-- Stated problem --
Below are some records; give them all again exactly, but not the pictures.

-- Entries supplied --
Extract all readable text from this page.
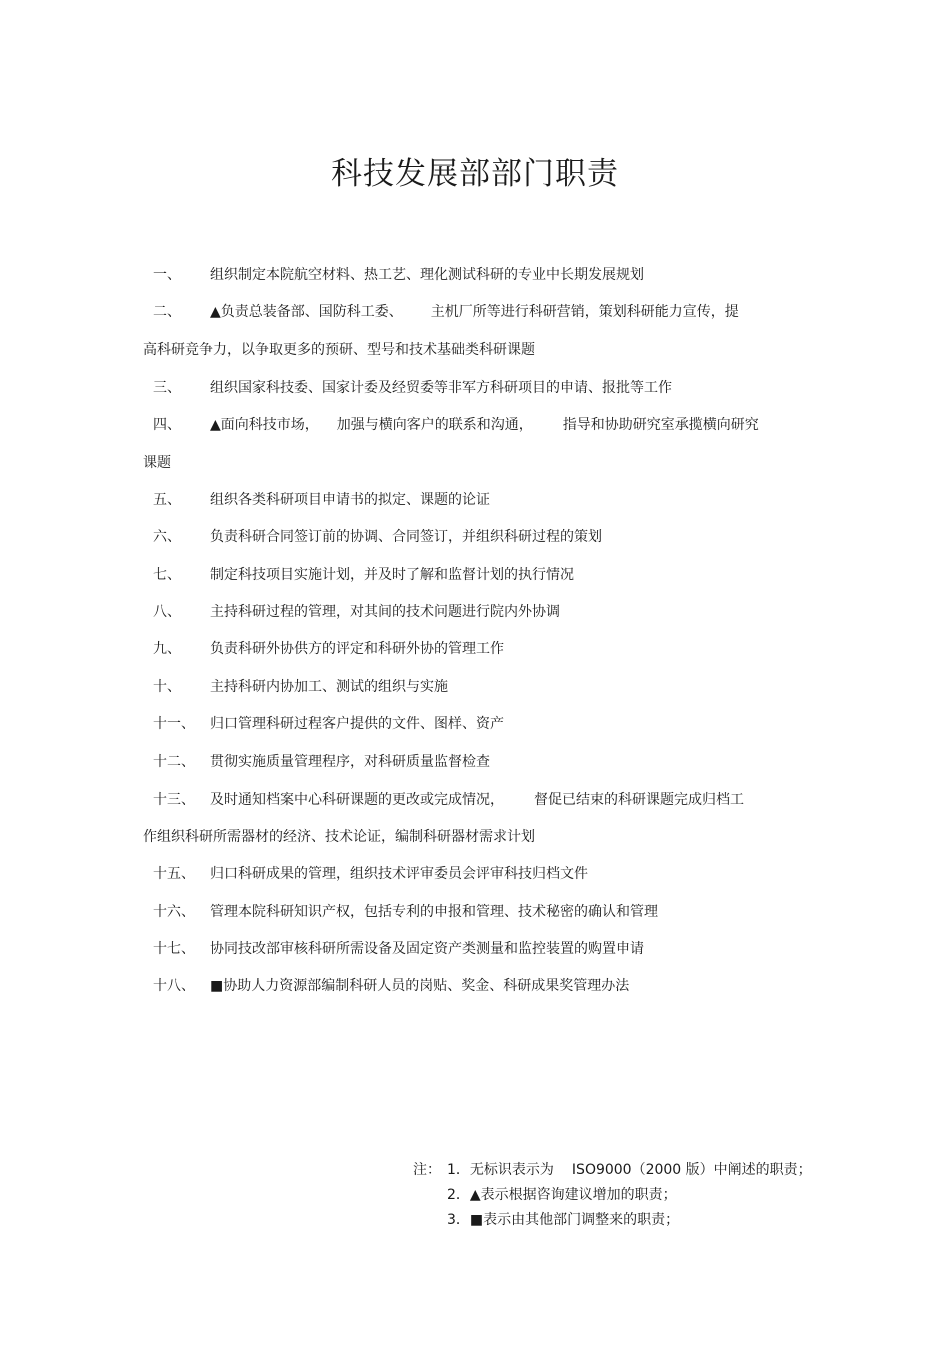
科技发展部部门职责
一、 组织制定本院航空材料、热工艺、理化测试科研的专业中长期发展规划
二、 ▲负责总装备部、国防科工委、 主机厂所等进行科研营销，策划科研能力宣传，提
高科研竞争力，以争取更多的预研、型号和技术基础类科研课题
三、 组织国家科技委、国家计委及经贸委等非军方科研项目的申请、报批等工作
四、 ▲面向科技市场， 加强与横向客户的联系和沟通， 指导和协助研究室承揽横向研究
课题
五、 组织各类科研项目申请书的拟定、课题的论证
六、 负责科研合同签订前的协调、合同签订，并组织科研过程的策划
七、 制定科技项目实施计划，并及时了解和监督计划的执行情况
八、 主持科研过程的管理，对其间的技术问题进行院内外协调
九、 负责科研外协供方的评定和科研外协的管理工作
十、 主持科研内协加工、测试的组织与实施
十一、 归口管理科研过程客户提供的文件、图样、资产
十二、 贯彻实施质量管理程序，对科研质量监督检查
十三、 及时通知档案中心科研课题的更改或完成情况， 督促已结束的科研课题完成归档工
作组织科研所需器材的经济、技术论证，编制科研器材需求计划
十五、 归口科研成果的管理，组织技术评审委员会评审科技归档文件
十六、 管理本院科研知识产权，包括专利的申报和管理、技术秘密的确认和管理
十七、 协同技改部审核科研所需设备及固定资产类测量和监控装置的购置申请
十八、 ■协助人力资源部编制科研人员的岗贴、奖金、科研成果奖管理办法
注： 1．无标识表示为 ISO9000（2000 版）中阐述的职责；
2．▲表示根据咨询建议增加的职责；
3．■表示由其他部门调整来的职责；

-- Answer for the task --
Extract all readable text from this page.
科技发展部部门职责
一、 组织制定本院航空材料、热工艺、理化测试科研的专业中长期发展规划
二、 ▲负责总装备部、国防科工委、 主机厂所等进行科研营销，策划科研能力宣传，提
高科研竞争力，以争取更多的预研、型号和技术基础类科研课题
三、 组织国家科技委、国家计委及经贸委等非军方科研项目的申请、报批等工作
四、 ▲面向科技市场， 加强与横向客户的联系和沟通， 指导和协助研究室承揽横向研究
课题
五、 组织各类科研项目申请书的拟定、课题的论证
六、 负责科研合同签订前的协调、合同签订，并组织科研过程的策划
七、 制定科技项目实施计划，并及时了解和监督计划的执行情况
八、 主持科研过程的管理，对其间的技术问题进行院内外协调
九、 负责科研外协供方的评定和科研外协的管理工作
十、 主持科研内协加工、测试的组织与实施
十一、 归口管理科研过程客户提供的文件、图样、资产
十二、 贯彻实施质量管理程序，对科研质量监督检查
十三、 及时通知档案中心科研课题的更改或完成情况， 督促已结束的科研课题完成归档工
作组织科研所需器材的经济、技术论证，编制科研器材需求计划
十五、 归口科研成果的管理，组织技术评审委员会评审科技归档文件
十六、 管理本院科研知识产权，包括专利的申报和管理、技术秘密的确认和管理
十七、 协同技改部审核科研所需设备及固定资产类测量和监控装置的购置申请
十八、 ■协助人力资源部编制科研人员的岗贴、奖金、科研成果奖管理办法
注： 1．无标识表示为 ISO9000（2000 版）中阐述的职责；
2．▲表示根据咨询建议增加的职责；
3．■表示由其他部门调整来的职责；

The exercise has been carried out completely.